### The task
Write out the material again exactly, please, and omit the pictures.

### Excerpted records
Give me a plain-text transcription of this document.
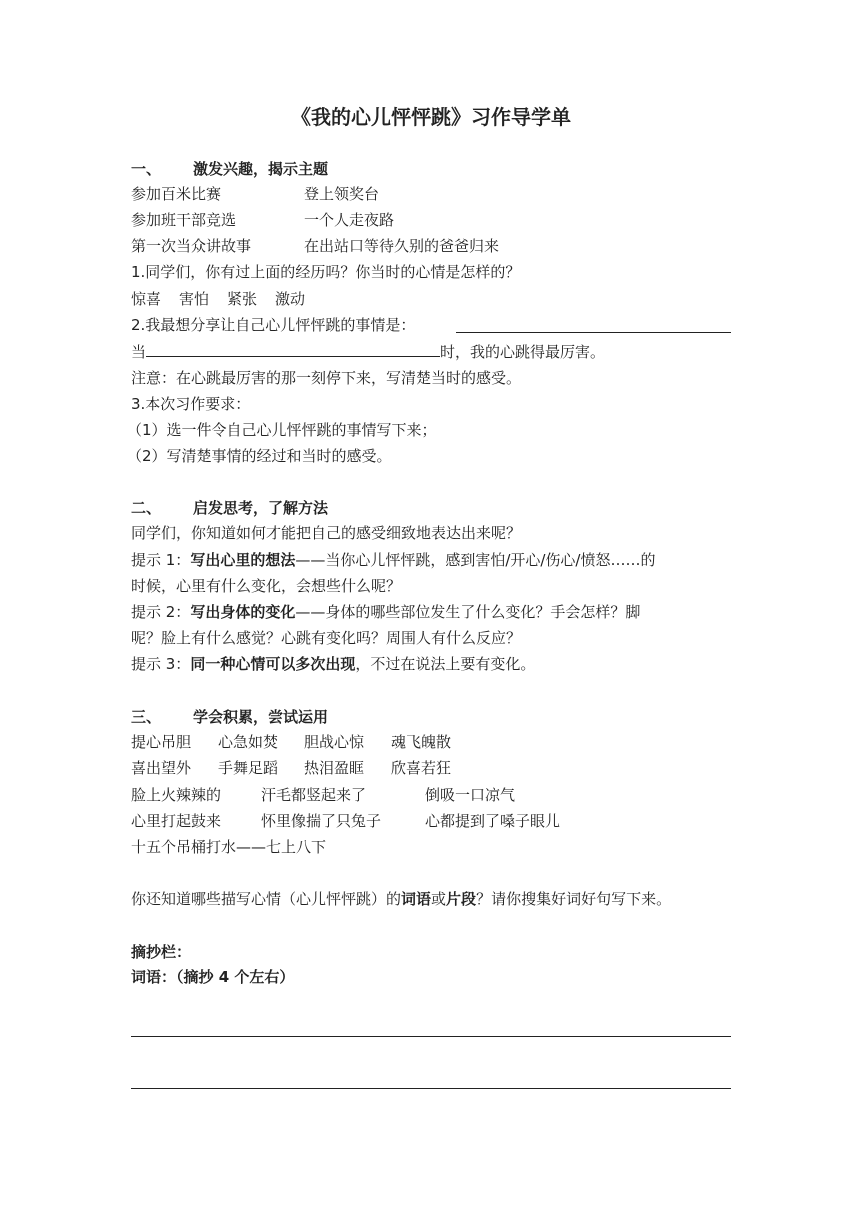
《我的心儿怦怦跳》习作导学单
一、 激发兴趣，揭示主题
参加百米比赛	登上领奖台
参加班干部竞选	一个人走夜路
第一次当众讲故事	在出站口等待久别的爸爸归来
1.同学们，你有过上面的经历吗？你当时的心情是怎样的？
惊喜 害怕 紧张 激动
2.我最想分享让自己心儿怦怦跳的事情是：
当	时，我的心跳得最厉害。
注意：在心跳最厉害的那一刻停下来，写清楚当时的感受。
3.本次习作要求：
（1）选一件令自己心儿怦怦跳的事情写下来；
（2）写清楚事情的经过和当时的感受。
二、 启发思考，了解方法
同学们，你知道如何才能把自己的感受细致地表达出来呢？
提示 1：写出心里的想法——当你心儿怦怦跳，感到害怕/开心/伤心/愤怒……的
时候，心里有什么变化，会想些什么呢？
提示 2：写出身体的变化——身体的哪些部位发生了什么变化？手会怎样？脚
呢？脸上有什么感觉？心跳有变化吗？周围人有什么反应？
提示 3：同一种心情可以多次出现，不过在说法上要有变化。
三、 学会积累，尝试运用
提心吊胆 心急如焚 胆战心惊 魂飞魄散
喜出望外 手舞足蹈 热泪盈眶 欣喜若狂
脸上火辣辣的	汗毛都竖起来了	倒吸一口凉气
心里打起鼓来	怀里像揣了只兔子	心都提到了嗓子眼儿
十五个吊桶打水——七上八下
你还知道哪些描写心情（心儿怦怦跳）的词语或片段？请你搜集好词好句写下来。
摘抄栏：
词语：（摘抄 4 个左右）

### Written answer
Give me a plain-text transcription of this document.
《我的心儿怦怦跳》习作导学单
一、 激发兴趣，揭示主题
参加百米比赛	登上领奖台
参加班干部竞选	一个人走夜路
第一次当众讲故事	在出站口等待久别的爸爸归来
1.同学们，你有过上面的经历吗？你当时的心情是怎样的？
惊喜 害怕 紧张 激动
2.我最想分享让自己心儿怦怦跳的事情是：
当	时，我的心跳得最厉害。
注意：在心跳最厉害的那一刻停下来，写清楚当时的感受。
3.本次习作要求：
（1）选一件令自己心儿怦怦跳的事情写下来；
（2）写清楚事情的经过和当时的感受。
二、 启发思考，了解方法
同学们，你知道如何才能把自己的感受细致地表达出来呢？
提示 1：写出心里的想法——当你心儿怦怦跳，感到害怕/开心/伤心/愤怒……的
时候，心里有什么变化，会想些什么呢？
提示 2：写出身体的变化——身体的哪些部位发生了什么变化？手会怎样？脚
呢？脸上有什么感觉？心跳有变化吗？周围人有什么反应？
提示 3：同一种心情可以多次出现，不过在说法上要有变化。
三、 学会积累，尝试运用
提心吊胆 心急如焚 胆战心惊 魂飞魄散
喜出望外 手舞足蹈 热泪盈眶 欣喜若狂
脸上火辣辣的	汗毛都竖起来了	倒吸一口凉气
心里打起鼓来	怀里像揣了只兔子	心都提到了嗓子眼儿
十五个吊桶打水——七上八下
你还知道哪些描写心情（心儿怦怦跳）的词语或片段？请你搜集好词好句写下来。
摘抄栏：
词语：（摘抄 4 个左右）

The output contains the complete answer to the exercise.